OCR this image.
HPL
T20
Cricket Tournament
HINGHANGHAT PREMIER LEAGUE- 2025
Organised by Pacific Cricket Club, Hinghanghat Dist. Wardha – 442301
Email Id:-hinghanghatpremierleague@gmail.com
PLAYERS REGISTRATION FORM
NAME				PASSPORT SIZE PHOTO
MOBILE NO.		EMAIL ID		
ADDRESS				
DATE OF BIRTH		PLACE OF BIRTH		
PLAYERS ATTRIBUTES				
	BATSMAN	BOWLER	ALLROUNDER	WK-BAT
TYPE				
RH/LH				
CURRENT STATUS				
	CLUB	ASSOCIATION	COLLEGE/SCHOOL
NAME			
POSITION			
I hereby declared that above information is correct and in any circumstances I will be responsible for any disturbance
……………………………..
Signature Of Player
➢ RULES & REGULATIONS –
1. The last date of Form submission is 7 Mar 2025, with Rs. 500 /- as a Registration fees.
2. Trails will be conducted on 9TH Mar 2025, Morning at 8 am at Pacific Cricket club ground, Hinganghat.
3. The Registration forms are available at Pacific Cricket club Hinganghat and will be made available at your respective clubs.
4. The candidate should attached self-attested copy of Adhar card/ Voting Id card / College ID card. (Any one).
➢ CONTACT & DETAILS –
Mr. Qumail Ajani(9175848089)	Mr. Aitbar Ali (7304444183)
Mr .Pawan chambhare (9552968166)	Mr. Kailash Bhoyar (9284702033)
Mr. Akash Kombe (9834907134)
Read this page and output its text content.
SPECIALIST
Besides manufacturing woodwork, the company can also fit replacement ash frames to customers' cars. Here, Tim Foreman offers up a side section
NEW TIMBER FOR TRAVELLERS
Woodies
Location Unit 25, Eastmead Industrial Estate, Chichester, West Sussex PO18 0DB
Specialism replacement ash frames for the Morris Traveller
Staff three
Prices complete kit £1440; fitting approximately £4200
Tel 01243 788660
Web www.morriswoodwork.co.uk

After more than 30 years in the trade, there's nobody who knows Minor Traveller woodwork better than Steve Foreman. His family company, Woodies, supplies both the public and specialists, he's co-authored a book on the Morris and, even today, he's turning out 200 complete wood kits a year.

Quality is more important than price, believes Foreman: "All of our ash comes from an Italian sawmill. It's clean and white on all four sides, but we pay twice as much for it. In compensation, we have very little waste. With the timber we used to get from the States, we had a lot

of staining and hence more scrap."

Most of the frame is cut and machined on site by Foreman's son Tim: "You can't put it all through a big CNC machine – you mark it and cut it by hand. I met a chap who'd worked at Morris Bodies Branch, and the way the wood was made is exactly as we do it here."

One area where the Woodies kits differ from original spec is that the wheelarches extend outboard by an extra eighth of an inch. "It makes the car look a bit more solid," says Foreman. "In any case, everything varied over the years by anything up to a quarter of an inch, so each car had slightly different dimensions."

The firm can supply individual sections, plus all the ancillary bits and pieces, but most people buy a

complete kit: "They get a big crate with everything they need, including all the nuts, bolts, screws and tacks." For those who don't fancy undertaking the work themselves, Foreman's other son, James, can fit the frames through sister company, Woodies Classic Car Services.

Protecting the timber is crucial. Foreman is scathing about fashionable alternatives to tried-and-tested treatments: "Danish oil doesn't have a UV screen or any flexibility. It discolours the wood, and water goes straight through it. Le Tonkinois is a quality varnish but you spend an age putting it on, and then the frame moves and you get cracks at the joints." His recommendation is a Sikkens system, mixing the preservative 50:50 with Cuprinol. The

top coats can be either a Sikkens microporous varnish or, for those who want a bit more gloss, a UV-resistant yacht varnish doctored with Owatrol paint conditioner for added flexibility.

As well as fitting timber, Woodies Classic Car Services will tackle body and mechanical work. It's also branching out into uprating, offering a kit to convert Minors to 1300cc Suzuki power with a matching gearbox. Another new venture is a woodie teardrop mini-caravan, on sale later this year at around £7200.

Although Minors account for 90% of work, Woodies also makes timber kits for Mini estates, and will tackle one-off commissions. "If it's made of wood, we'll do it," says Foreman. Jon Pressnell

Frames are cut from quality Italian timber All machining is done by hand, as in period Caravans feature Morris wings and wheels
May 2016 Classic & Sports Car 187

* **Exercise aim**:
Word for word, quote all of the data above.

* **Reply to the exercise**:
OCR this image.
HPL
T20
Cricket Tournament
HINGHANGHAT PREMIER LEAGUE- 2025
Organised by Pacific Cricket Club, Hinghanghat Dist. Wardha – 442301
Email Id:-hinghanghatpremierleague@gmail.com
PLAYERS REGISTRATION FORM
NAME				PASSPORT SIZE PHOTO
MOBILE NO.		EMAIL ID		
ADDRESS				
DATE OF BIRTH		PLACE OF BIRTH		
PLAYERS ATTRIBUTES				
	BATSMAN	BOWLER	ALLROUNDER	WK-BAT
TYPE				
RH/LH				
CURRENT STATUS				
	CLUB	ASSOCIATION	COLLEGE/SCHOOL
NAME			
POSITION			
I hereby declared that above information is correct and in any circumstances I will be responsible for any disturbance
……………………………..
Signature Of Player
➢ RULES & REGULATIONS –
1. The last date of Form submission is 7 Mar 2025, with Rs. 500 /- as a Registration fees.
2. Trails will be conducted on 9TH Mar 2025, Morning at 8 am at Pacific Cricket club ground, Hinganghat.
3. The Registration forms are available at Pacific Cricket club Hinganghat and will be made available at your respective clubs.
4. The candidate should attached self-attested copy of Adhar card/ Voting Id card / College ID card. (Any one).
➢ CONTACT & DETAILS –
Mr. Qumail Ajani(9175848089)	Mr. Aitbar Ali (7304444183)
Mr .Pawan chambhare (9552968166)	Mr. Kailash Bhoyar (9284702033)
Mr. Akash Kombe (9834907134)
Read this page and output its text content.
SPECIALIST
Besides manufacturing woodwork, the company can also fit replacement ash frames to customers' cars. Here, Tim Foreman offers up a side section
NEW TIMBER FOR TRAVELLERS
Woodies
Location Unit 25, Eastmead Industrial Estate, Chichester, West Sussex PO18 0DB
Specialism replacement ash frames for the Morris Traveller
Staff three
Prices complete kit £1440; fitting approximately £4200
Tel 01243 788660
Web www.morriswoodwork.co.uk

After more than 30 years in the trade, there's nobody who knows Minor Traveller woodwork better than Steve Foreman. His family company, Woodies, supplies both the public and specialists, he's co-authored a book on the Morris and, even today, he's turning out 200 complete wood kits a year.

Quality is more important than price, believes Foreman: "All of our ash comes from an Italian sawmill. It's clean and white on all four sides, but we pay twice as much for it. In compensation, we have very little waste. With the timber we used to get from the States, we had a lot

of staining and hence more scrap."

Most of the frame is cut and machined on site by Foreman's son Tim: "You can't put it all through a big CNC machine – you mark it and cut it by hand. I met a chap who'd worked at Morris Bodies Branch, and the way the wood was made is exactly as we do it here."

One area where the Woodies kits differ from original spec is that the wheelarches extend outboard by an extra eighth of an inch. "It makes the car look a bit more solid," says Foreman. "In any case, everything varied over the years by anything up to a quarter of an inch, so each car had slightly different dimensions."

The firm can supply individual sections, plus all the ancillary bits and pieces, but most people buy a

complete kit: "They get a big crate with everything they need, including all the nuts, bolts, screws and tacks." For those who don't fancy undertaking the work themselves, Foreman's other son, James, can fit the frames through sister company, Woodies Classic Car Services.

Protecting the timber is crucial. Foreman is scathing about fashionable alternatives to tried-and-tested treatments: "Danish oil doesn't have a UV screen or any flexibility. It discolours the wood, and water goes straight through it. Le Tonkinois is a quality varnish but you spend an age putting it on, and then the frame moves and you get cracks at the joints." His recommendation is a Sikkens system, mixing the preservative 50:50 with Cuprinol. The

top coats can be either a Sikkens microporous varnish or, for those who want a bit more gloss, a UV-resistant yacht varnish doctored with Owatrol paint conditioner for added flexibility.

As well as fitting timber, Woodies Classic Car Services will tackle body and mechanical work. It's also branching out into uprating, offering a kit to convert Minors to 1300cc Suzuki power with a matching gearbox. Another new venture is a woodie teardrop mini-caravan, on sale later this year at around £7200.

Although Minors account for 90% of work, Woodies also makes timber kits for Mini estates, and will tackle one-off commissions. "If it's made of wood, we'll do it," says Foreman. Jon Pressnell

Frames are cut from quality Italian timber All machining is done by hand, as in period Caravans feature Morris wings and wheels
May 2016 Classic & Sports Car 187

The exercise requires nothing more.